→ What is asked: Emit the data below verbatim, stripping out any pictures.

(Records from a dataset)
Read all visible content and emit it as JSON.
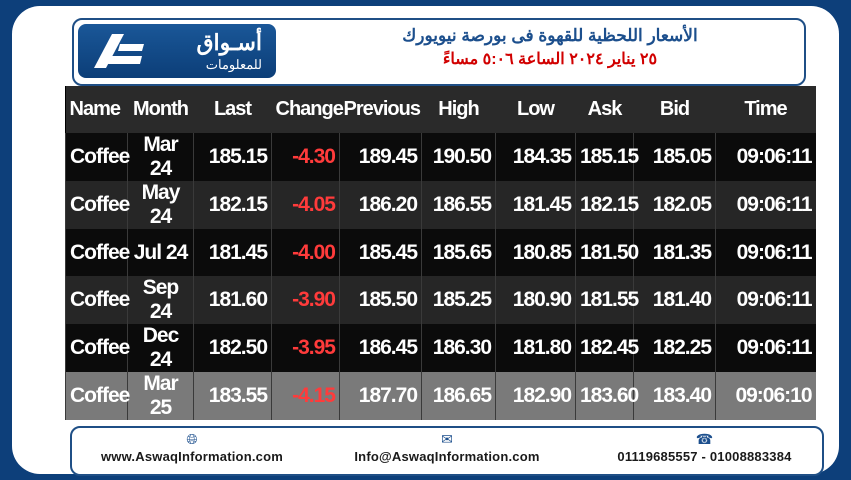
{
  "header": {
    "logo_ar": "أسـواق",
    "logo_sub": "للمعلومات",
    "title_line1": "الأسعار اللحظية للقهوة فى بورصة نيويورك",
    "title_line2": "٢٥ يناير ٢٠٢٤ الساعة ٥:٠٦ مساءً"
  },
  "table": {
    "columns": [
      "Name",
      "Month",
      "Last",
      "Change",
      "Previous",
      "High",
      "Low",
      "Ask",
      "Bid",
      "Time"
    ],
    "rows": [
      [
        "Coffee",
        "Mar 24",
        "185.15",
        "-4.30",
        "189.45",
        "190.50",
        "184.35",
        "185.15",
        "185.05",
        "09:06:11"
      ],
      [
        "Coffee",
        "May 24",
        "182.15",
        "-4.05",
        "186.20",
        "186.55",
        "181.45",
        "182.15",
        "182.05",
        "09:06:11"
      ],
      [
        "Coffee",
        "Jul 24",
        "181.45",
        "-4.00",
        "185.45",
        "185.65",
        "180.85",
        "181.50",
        "181.35",
        "09:06:11"
      ],
      [
        "Coffee",
        "Sep 24",
        "181.60",
        "-3.90",
        "185.50",
        "185.25",
        "180.90",
        "181.55",
        "181.40",
        "09:06:11"
      ],
      [
        "Coffee",
        "Dec 24",
        "182.50",
        "-3.95",
        "186.45",
        "186.30",
        "181.80",
        "182.45",
        "182.25",
        "09:06:11"
      ],
      [
        "Coffee",
        "Mar 25",
        "183.55",
        "-4.15",
        "187.70",
        "186.65",
        "182.90",
        "183.60",
        "183.40",
        "09:06:10"
      ]
    ]
  },
  "footer": {
    "website": "www.AswaqInformation.com",
    "email": "Info@AswaqInformation.com",
    "phones": "01119685557 - 01008883384",
    "icons": [
      "globe-icon",
      "mail-icon",
      "phone-icon"
    ]
  },
  "colors": {
    "background": "#0d3f7a",
    "negative": "#ff3b3b",
    "title_red": "#d10000",
    "title_blue": "#1c4f8d"
  }
}
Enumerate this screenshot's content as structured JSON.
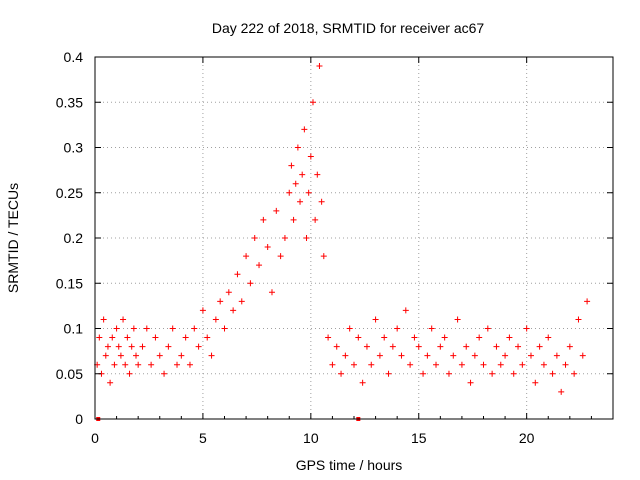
{
  "chart_data": {
    "type": "scatter",
    "title": "Day 222 of 2018, SRMTID for receiver ac67",
    "xlabel": "GPS time / hours",
    "ylabel": "SRMTID / TECUs",
    "xlim": [
      0,
      24
    ],
    "ylim": [
      0,
      0.4
    ],
    "xticks": [
      0,
      5,
      10,
      15,
      20
    ],
    "xtick_labels": [
      "0",
      "5",
      "10",
      "15",
      "20"
    ],
    "yticks": [
      0,
      0.05,
      0.1,
      0.15,
      0.2,
      0.25,
      0.3,
      0.35,
      0.4
    ],
    "ytick_labels": [
      "0",
      "0.05",
      "0.1",
      "0.15",
      "0.2",
      "0.25",
      "0.3",
      "0.35",
      "0.4"
    ],
    "grid": true,
    "marker": "+",
    "color": "#ff0000",
    "series": [
      {
        "name": "SRMTID",
        "x": [
          0.1,
          0.2,
          0.3,
          0.4,
          0.5,
          0.6,
          0.7,
          0.8,
          0.9,
          1.0,
          1.1,
          1.2,
          1.3,
          1.4,
          1.5,
          1.6,
          1.7,
          1.8,
          1.9,
          2.0,
          2.2,
          2.4,
          2.6,
          2.8,
          3.0,
          3.2,
          3.4,
          3.6,
          3.8,
          4.0,
          4.2,
          4.4,
          4.6,
          4.8,
          5.0,
          5.2,
          5.4,
          5.6,
          5.8,
          6.0,
          6.2,
          6.4,
          6.6,
          6.8,
          7.0,
          7.2,
          7.4,
          7.6,
          7.8,
          8.0,
          8.2,
          8.4,
          8.6,
          8.8,
          9.0,
          9.1,
          9.2,
          9.3,
          9.4,
          9.5,
          9.6,
          9.7,
          9.8,
          9.9,
          10.0,
          10.1,
          10.2,
          10.3,
          10.4,
          10.5,
          10.6,
          10.8,
          11.0,
          11.2,
          11.4,
          11.6,
          11.8,
          12.0,
          12.2,
          12.4,
          12.6,
          12.8,
          13.0,
          13.2,
          13.4,
          13.6,
          13.8,
          14.0,
          14.2,
          14.4,
          14.6,
          14.8,
          15.0,
          15.2,
          15.4,
          15.6,
          15.8,
          16.0,
          16.2,
          16.4,
          16.6,
          16.8,
          17.0,
          17.2,
          17.4,
          17.6,
          17.8,
          18.0,
          18.2,
          18.4,
          18.6,
          18.8,
          19.0,
          19.2,
          19.4,
          19.6,
          19.8,
          20.0,
          20.2,
          20.4,
          20.6,
          20.8,
          21.0,
          21.2,
          21.4,
          21.6,
          21.8,
          22.0,
          22.2,
          22.4,
          22.6,
          22.8
        ],
        "y": [
          0.06,
          0.09,
          0.05,
          0.11,
          0.07,
          0.08,
          0.04,
          0.09,
          0.06,
          0.1,
          0.08,
          0.07,
          0.11,
          0.06,
          0.09,
          0.05,
          0.08,
          0.1,
          0.07,
          0.06,
          0.08,
          0.1,
          0.06,
          0.09,
          0.07,
          0.05,
          0.08,
          0.1,
          0.06,
          0.07,
          0.09,
          0.06,
          0.1,
          0.08,
          0.12,
          0.09,
          0.07,
          0.11,
          0.13,
          0.1,
          0.14,
          0.12,
          0.16,
          0.13,
          0.18,
          0.15,
          0.2,
          0.17,
          0.22,
          0.19,
          0.14,
          0.23,
          0.18,
          0.2,
          0.25,
          0.28,
          0.22,
          0.26,
          0.3,
          0.24,
          0.27,
          0.32,
          0.2,
          0.25,
          0.29,
          0.35,
          0.22,
          0.27,
          0.39,
          0.24,
          0.18,
          0.09,
          0.06,
          0.08,
          0.05,
          0.07,
          0.1,
          0.06,
          0.09,
          0.04,
          0.08,
          0.06,
          0.11,
          0.07,
          0.09,
          0.05,
          0.08,
          0.1,
          0.07,
          0.12,
          0.06,
          0.09,
          0.08,
          0.05,
          0.07,
          0.1,
          0.06,
          0.08,
          0.09,
          0.05,
          0.07,
          0.11,
          0.06,
          0.08,
          0.04,
          0.07,
          0.09,
          0.06,
          0.1,
          0.05,
          0.08,
          0.06,
          0.07,
          0.09,
          0.05,
          0.08,
          0.06,
          0.1,
          0.07,
          0.04,
          0.08,
          0.06,
          0.09,
          0.05,
          0.07,
          0.03,
          0.06,
          0.08,
          0.05,
          0.11,
          0.07,
          0.13
        ]
      },
      {
        "name": "gap markers",
        "x": [
          0.15,
          12.2
        ],
        "y": [
          0,
          0
        ]
      }
    ]
  }
}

→ Answer for this exercise:
Read all visible content and emit it as JSON.
{
  "header": {
    "logo_ar": "أسـواق",
    "logo_sub": "للمعلومات",
    "title_line1": "الأسعار اللحظية للقهوة فى بورصة نيويورك",
    "title_line2": "٢٥ يناير ٢٠٢٤ الساعة ٥:٠٦ مساءً"
  },
  "table": {
    "columns": [
      "Name",
      "Month",
      "Last",
      "Change",
      "Previous",
      "High",
      "Low",
      "Ask",
      "Bid",
      "Time"
    ],
    "rows": [
      [
        "Coffee",
        "Mar 24",
        "185.15",
        "-4.30",
        "189.45",
        "190.50",
        "184.35",
        "185.15",
        "185.05",
        "09:06:11"
      ],
      [
        "Coffee",
        "May 24",
        "182.15",
        "-4.05",
        "186.20",
        "186.55",
        "181.45",
        "182.15",
        "182.05",
        "09:06:11"
      ],
      [
        "Coffee",
        "Jul 24",
        "181.45",
        "-4.00",
        "185.45",
        "185.65",
        "180.85",
        "181.50",
        "181.35",
        "09:06:11"
      ],
      [
        "Coffee",
        "Sep 24",
        "181.60",
        "-3.90",
        "185.50",
        "185.25",
        "180.90",
        "181.55",
        "181.40",
        "09:06:11"
      ],
      [
        "Coffee",
        "Dec 24",
        "182.50",
        "-3.95",
        "186.45",
        "186.30",
        "181.80",
        "182.45",
        "182.25",
        "09:06:11"
      ],
      [
        "Coffee",
        "Mar 25",
        "183.55",
        "-4.15",
        "187.70",
        "186.65",
        "182.90",
        "183.60",
        "183.40",
        "09:06:10"
      ]
    ]
  },
  "footer": {
    "website": "www.AswaqInformation.com",
    "email": "Info@AswaqInformation.com",
    "phones": "01119685557 - 01008883384",
    "icons": [
      "globe-icon",
      "mail-icon",
      "phone-icon"
    ]
  },
  "colors": {
    "background": "#0d3f7a",
    "negative": "#ff3b3b",
    "title_red": "#d10000",
    "title_blue": "#1c4f8d"
  }
}
Enumerate this screenshot's content as structured JSON.
{
  "chart_data": {
    "type": "scatter",
    "title": "Day 222 of 2018, SRMTID for receiver ac67",
    "xlabel": "GPS time / hours",
    "ylabel": "SRMTID / TECUs",
    "xlim": [
      0,
      24
    ],
    "ylim": [
      0,
      0.4
    ],
    "xticks": [
      0,
      5,
      10,
      15,
      20
    ],
    "xtick_labels": [
      "0",
      "5",
      "10",
      "15",
      "20"
    ],
    "yticks": [
      0,
      0.05,
      0.1,
      0.15,
      0.2,
      0.25,
      0.3,
      0.35,
      0.4
    ],
    "ytick_labels": [
      "0",
      "0.05",
      "0.1",
      "0.15",
      "0.2",
      "0.25",
      "0.3",
      "0.35",
      "0.4"
    ],
    "grid": true,
    "marker": "+",
    "color": "#ff0000",
    "series": [
      {
        "name": "SRMTID",
        "x": [
          0.1,
          0.2,
          0.3,
          0.4,
          0.5,
          0.6,
          0.7,
          0.8,
          0.9,
          1.0,
          1.1,
          1.2,
          1.3,
          1.4,
          1.5,
          1.6,
          1.7,
          1.8,
          1.9,
          2.0,
          2.2,
          2.4,
          2.6,
          2.8,
          3.0,
          3.2,
          3.4,
          3.6,
          3.8,
          4.0,
          4.2,
          4.4,
          4.6,
          4.8,
          5.0,
          5.2,
          5.4,
          5.6,
          5.8,
          6.0,
          6.2,
          6.4,
          6.6,
          6.8,
          7.0,
          7.2,
          7.4,
          7.6,
          7.8,
          8.0,
          8.2,
          8.4,
          8.6,
          8.8,
          9.0,
          9.1,
          9.2,
          9.3,
          9.4,
          9.5,
          9.6,
          9.7,
          9.8,
          9.9,
          10.0,
          10.1,
          10.2,
          10.3,
          10.4,
          10.5,
          10.6,
          10.8,
          11.0,
          11.2,
          11.4,
          11.6,
          11.8,
          12.0,
          12.2,
          12.4,
          12.6,
          12.8,
          13.0,
          13.2,
          13.4,
          13.6,
          13.8,
          14.0,
          14.2,
          14.4,
          14.6,
          14.8,
          15.0,
          15.2,
          15.4,
          15.6,
          15.8,
          16.0,
          16.2,
          16.4,
          16.6,
          16.8,
          17.0,
          17.2,
          17.4,
          17.6,
          17.8,
          18.0,
          18.2,
          18.4,
          18.6,
          18.8,
          19.0,
          19.2,
          19.4,
          19.6,
          19.8,
          20.0,
          20.2,
          20.4,
          20.6,
          20.8,
          21.0,
          21.2,
          21.4,
          21.6,
          21.8,
          22.0,
          22.2,
          22.4,
          22.6,
          22.8
        ],
        "y": [
          0.06,
          0.09,
          0.05,
          0.11,
          0.07,
          0.08,
          0.04,
          0.09,
          0.06,
          0.1,
          0.08,
          0.07,
          0.11,
          0.06,
          0.09,
          0.05,
          0.08,
          0.1,
          0.07,
          0.06,
          0.08,
          0.1,
          0.06,
          0.09,
          0.07,
          0.05,
          0.08,
          0.1,
          0.06,
          0.07,
          0.09,
          0.06,
          0.1,
          0.08,
          0.12,
          0.09,
          0.07,
          0.11,
          0.13,
          0.1,
          0.14,
          0.12,
          0.16,
          0.13,
          0.18,
          0.15,
          0.2,
          0.17,
          0.22,
          0.19,
          0.14,
          0.23,
          0.18,
          0.2,
          0.25,
          0.28,
          0.22,
          0.26,
          0.3,
          0.24,
          0.27,
          0.32,
          0.2,
          0.25,
          0.29,
          0.35,
          0.22,
          0.27,
          0.39,
          0.24,
          0.18,
          0.09,
          0.06,
          0.08,
          0.05,
          0.07,
          0.1,
          0.06,
          0.09,
          0.04,
          0.08,
          0.06,
          0.11,
          0.07,
          0.09,
          0.05,
          0.08,
          0.1,
          0.07,
          0.12,
          0.06,
          0.09,
          0.08,
          0.05,
          0.07,
          0.1,
          0.06,
          0.08,
          0.09,
          0.05,
          0.07,
          0.11,
          0.06,
          0.08,
          0.04,
          0.07,
          0.09,
          0.06,
          0.1,
          0.05,
          0.08,
          0.06,
          0.07,
          0.09,
          0.05,
          0.08,
          0.06,
          0.1,
          0.07,
          0.04,
          0.08,
          0.06,
          0.09,
          0.05,
          0.07,
          0.03,
          0.06,
          0.08,
          0.05,
          0.11,
          0.07,
          0.13
        ]
      },
      {
        "name": "gap markers",
        "x": [
          0.15,
          12.2
        ],
        "y": [
          0,
          0
        ]
      }
    ]
  }
}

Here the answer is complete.